It's all the information that we use to fill out our show notes on a company before they come public. When an S-1 comes public, sometimes a lot of information is missing, such as, what does the offering price? How much are they going to raise?

So because of that, some information is not filled in, such as ownership, and what post-IPO balance sheet looks like. Sometimes after a company comes public, they have to file an S-1A, and that "A" at the end means here is the missing information that we didn't have prior to the prospectus.

So that is another form that you need to be on the lookout for. Lewis: Yeah, and I think one thing that is nice is if you do not feel like using the SEC interface, you can kind of be lazy and search for any company that is newly public or that you're trying to get your hands on the S-1, for example. In the case of a business that we've talked about somewhat recently on the show a couple of months ago, Olo , say you're looking for the S Olo's S-1, drop that into Google because it's a government website, and Google tends to prioritize government resources.

It is the first result. It's unavoidable, and so that's going to take you right into the document and be able to have you scroll through there, and see everything you need, and trust me, everything you need and more is going to be in that document because there's almost no one that reads the entirety of these things, Brian.

It's just too big. Feroldi: They are huge. There are a few hundred pages along in some cases, and they are filled with legalese. Thankfully, once you've read through a couple of them, you know what parts you can skim over, and what parts you need to focus on. Lewis: Yeah, that's right. This is what we're getting straight from the company. And I think it's helpful to start there in part because you're making your own decision about anything you're seeing.

I know for me personally, Brian, I really like to have a fresh look at almost any company that I am going to be discussing. We're going to get into a lot of other places that we turn for information -- YouTube channels, Twitter handles, different sites that add great commentary in context.

But I think it's important for people to form their own opinion, especially as they're learning to invest in a company. See what you pick up on, see what you notice, and then turn to those secondary sources and say, "OK, you know, I wonder what these other people are noticing and what they're picking up when they look at this company as well. Feroldi: Yeah, I love that. When I hear about stocks from other Fools, especially ones that I respect, their opinion always sullies my opinion about the company.

If I'm like, Emily doesn't like this company, as I'm reading through it I'm like, I have a negative connotation to my mind. Yes, to your point, sometimes going into primary documents first and then talking to other investors is the way to go.

I think this is just another wonder of the Internet, where if you search any company and "investor relations," you will be taken right to the page where they make all of this available. Generally, it's going to be in a little bit of a prettier format than what you might get from SEC and EDGAR, and anything accompanying earnings in terms of presentations, conference calls, slide decks, and any shareholder letters -- that's all going to be there, and that's all great stuff for people to spend time with.

Feroldi: There's tons of information right on the company's website, so after the SEC filings, or you can even get the SEC filings right on the company's website. Companies' investor-relations pages are a treasure trove of data. I know some investors that say they don't like to look at presentations simply because they know it's management's spin on everything.

I actually really like looking for them, especially in the beginning, because it gives you a fast overview of the key information about a company. I will never rely just on a presentation to make an investment decision, but as far as getting a quick view of what the company does, what's the opportunity, what's the management team, I think presentations are an excellent tool. Lewis: I think that's right. It's a guided tour through a company to some extent, right, Brian?

— REQUESTS —
(a) In the podcast transcript, retype the part that opens with the words containing "So because of" and closes with "to the prospectus.".
(b) According to the podcast transcript, why does a Google search put a company's S-1 as the first result?

— DATASET EXCERPT —
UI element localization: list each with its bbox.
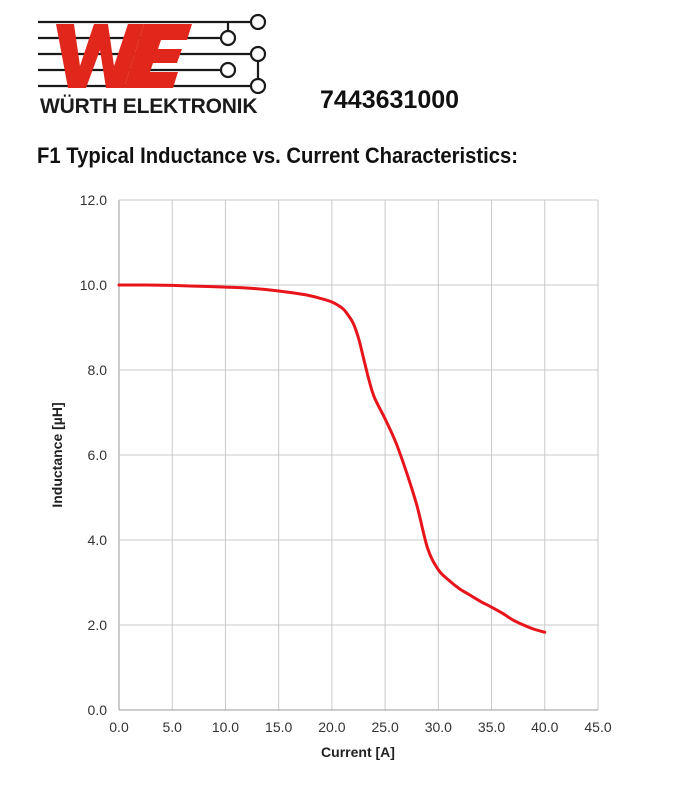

— FINAL ANSWERS —
(a)
So because of that, some information is not filled in, such as ownership, and what post-IPO balance sheet looks like. Sometimes after a company comes public, they have to file an S-1A, and that "A" at the end means here is the missing information that we didn't have prior to the prospectus.

(b) It's on a government website, and Google tends to prioritize government resources.